What the task requires>
Are you able to retype all the records below exactly?

Provided records>

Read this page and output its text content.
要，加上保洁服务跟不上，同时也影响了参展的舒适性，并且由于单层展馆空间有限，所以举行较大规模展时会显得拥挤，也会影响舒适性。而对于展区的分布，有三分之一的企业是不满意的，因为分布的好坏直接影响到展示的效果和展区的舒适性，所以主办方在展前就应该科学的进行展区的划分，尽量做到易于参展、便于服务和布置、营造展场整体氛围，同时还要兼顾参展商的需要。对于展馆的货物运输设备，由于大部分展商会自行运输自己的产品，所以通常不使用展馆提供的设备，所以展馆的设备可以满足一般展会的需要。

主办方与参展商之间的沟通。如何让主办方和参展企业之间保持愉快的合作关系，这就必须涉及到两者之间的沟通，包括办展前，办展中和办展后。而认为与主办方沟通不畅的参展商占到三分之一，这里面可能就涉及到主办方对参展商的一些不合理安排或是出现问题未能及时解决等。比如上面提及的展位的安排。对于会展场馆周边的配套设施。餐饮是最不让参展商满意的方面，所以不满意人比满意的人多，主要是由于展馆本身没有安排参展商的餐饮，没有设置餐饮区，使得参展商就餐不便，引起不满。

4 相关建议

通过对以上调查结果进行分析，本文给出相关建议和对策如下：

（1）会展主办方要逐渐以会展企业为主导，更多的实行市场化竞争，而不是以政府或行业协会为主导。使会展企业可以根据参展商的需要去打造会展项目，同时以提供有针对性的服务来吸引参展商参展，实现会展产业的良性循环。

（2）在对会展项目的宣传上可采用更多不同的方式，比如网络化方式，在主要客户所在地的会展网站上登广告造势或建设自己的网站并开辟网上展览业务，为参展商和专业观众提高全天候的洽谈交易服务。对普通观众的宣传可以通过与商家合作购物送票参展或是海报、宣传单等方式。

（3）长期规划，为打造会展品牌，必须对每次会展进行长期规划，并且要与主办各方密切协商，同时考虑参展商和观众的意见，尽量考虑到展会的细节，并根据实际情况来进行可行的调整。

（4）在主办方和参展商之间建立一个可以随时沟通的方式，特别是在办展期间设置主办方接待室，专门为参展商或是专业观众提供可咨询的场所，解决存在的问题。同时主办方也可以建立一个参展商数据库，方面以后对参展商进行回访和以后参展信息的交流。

Solution to this task>
Read this page and output its text content.
要，加上保洁服务跟不上，同时也影响了参展的舒适性，并且由于单层展馆空间有限，所以举行较大规模展时会显得拥挤，也会影响舒适性。而对于展区的分布，有三分之一的企业是不满意的，因为分布的好坏直接影响到展示的效果和展区的舒适性，所以主办方在展前就应该科学的进行展区的划分，尽量做到易于参展、便于服务和布置、营造展场整体氛围，同时还要兼顾参展商的需要。对于展馆的货物运输设备，由于大部分展商会自行运输自己的产品，所以通常不使用展馆提供的设备，所以展馆的设备可以满足一般展会的需要。

主办方与参展商之间的沟通。如何让主办方和参展企业之间保持愉快的合作关系，这就必须涉及到两者之间的沟通，包括办展前，办展中和办展后。而认为与主办方沟通不畅的参展商占到三分之一，这里面可能就涉及到主办方对参展商的一些不合理安排或是出现问题未能及时解决等。比如上面提及的展位的安排。对于会展场馆周边的配套设施。餐饮是最不让参展商满意的方面，所以不满意人比满意的人多，主要是由于展馆本身没有安排参展商的餐饮，没有设置餐饮区，使得参展商就餐不便，引起不满。

4 相关建议

通过对以上调查结果进行分析，本文给出相关建议和对策如下：

（1）会展主办方要逐渐以会展企业为主导，更多的实行市场化竞争，而不是以政府或行业协会为主导。使会展企业可以根据参展商的需要去打造会展项目，同时以提供有针对性的服务来吸引参展商参展，实现会展产业的良性循环。

（2）在对会展项目的宣传上可采用更多不同的方式，比如网络化方式，在主要客户所在地的会展网站上登广告造势或建设自己的网站并开辟网上展览业务，为参展商和专业观众提高全天候的洽谈交易服务。对普通观众的宣传可以通过与商家合作购物送票参展或是海报、宣传单等方式。

（3）长期规划，为打造会展品牌，必须对每次会展进行长期规划，并且要与主办各方密切协商，同时考虑参展商和观众的意见，尽量考虑到展会的细节，并根据实际情况来进行可行的调整。

（4）在主办方和参展商之间建立一个可以随时沟通的方式，特别是在办展期间设置主办方接待室，专门为参展商或是专业观众提供可咨询的场所，解决存在的问题。同时主办方也可以建立一个参展商数据库，方面以后对参展商进行回访和以后参展信息的交流。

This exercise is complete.